Data entries
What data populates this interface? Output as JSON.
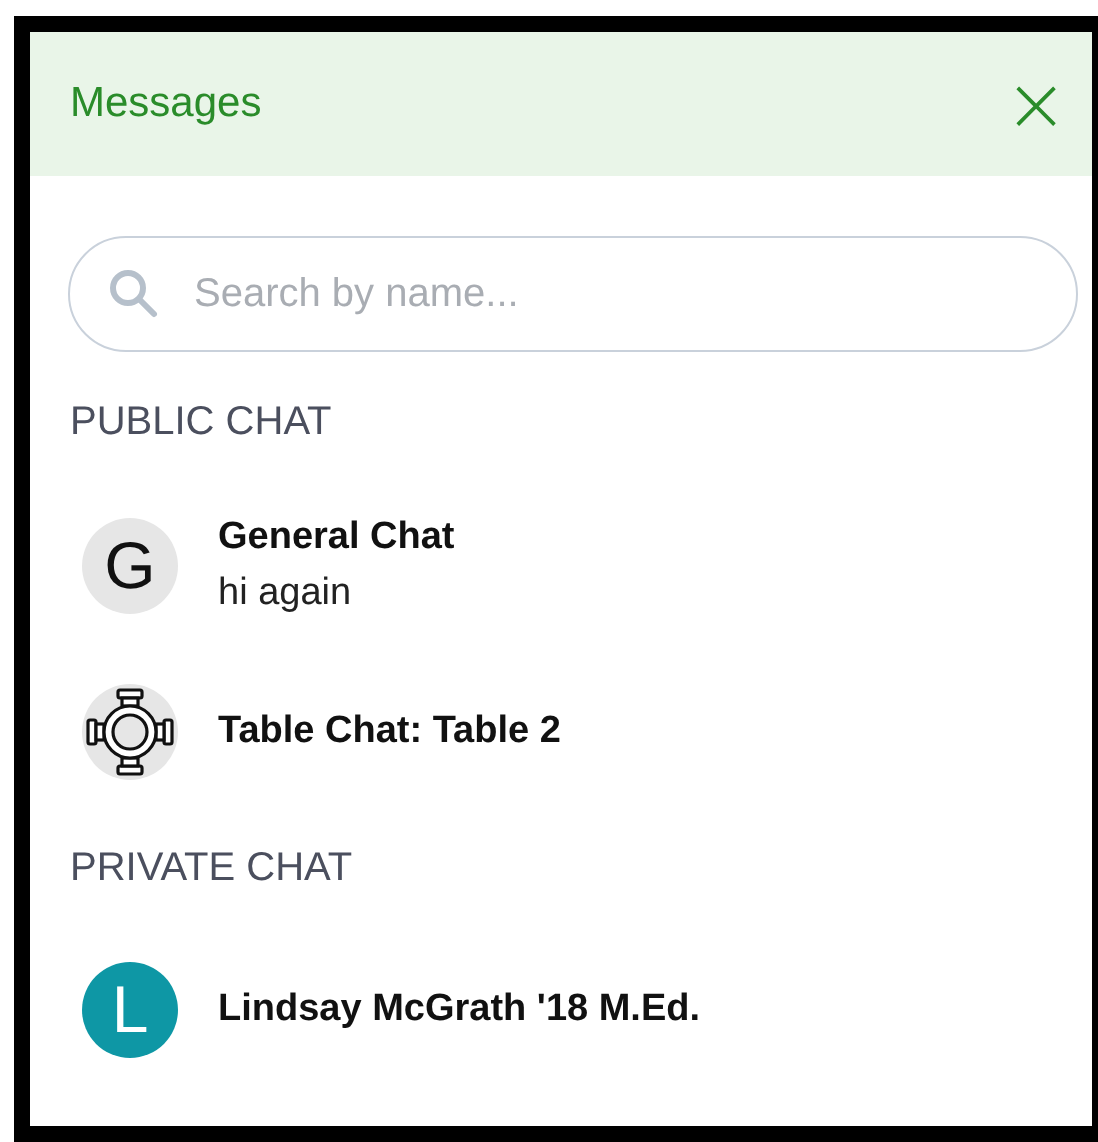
{
  "panel": {
    "title": "Messages",
    "close": "×"
  },
  "search": {
    "placeholder": "Search by name..."
  },
  "sections": [
    {
      "heading": "PUBLIC CHAT",
      "chats": [
        {
          "name": "General Chat",
          "preview": "hi again",
          "avatar": {
            "kind": "letter",
            "letter": "G",
            "color": "#e6e6e6"
          }
        },
        {
          "name": "Table Chat: Table 2",
          "avatar": {
            "kind": "table",
            "color": "#e6e6e6"
          }
        }
      ]
    },
    {
      "heading": "PRIVATE CHAT",
      "chats": [
        {
          "name": "Lindsay McGrath '18 M.Ed.",
          "avatar": {
            "kind": "letter",
            "letter": "L",
            "color": "#0e97a5"
          }
        }
      ]
    }
  ]
}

Task details - Show, from the material above, each line that includes the string "name".

Exercise response -
    "placeholder": "Search by name..."
          "name": "General Chat",
          "name": "Table Chat: Table 2",
          "name": "Lindsay McGrath '18 M.Ed.",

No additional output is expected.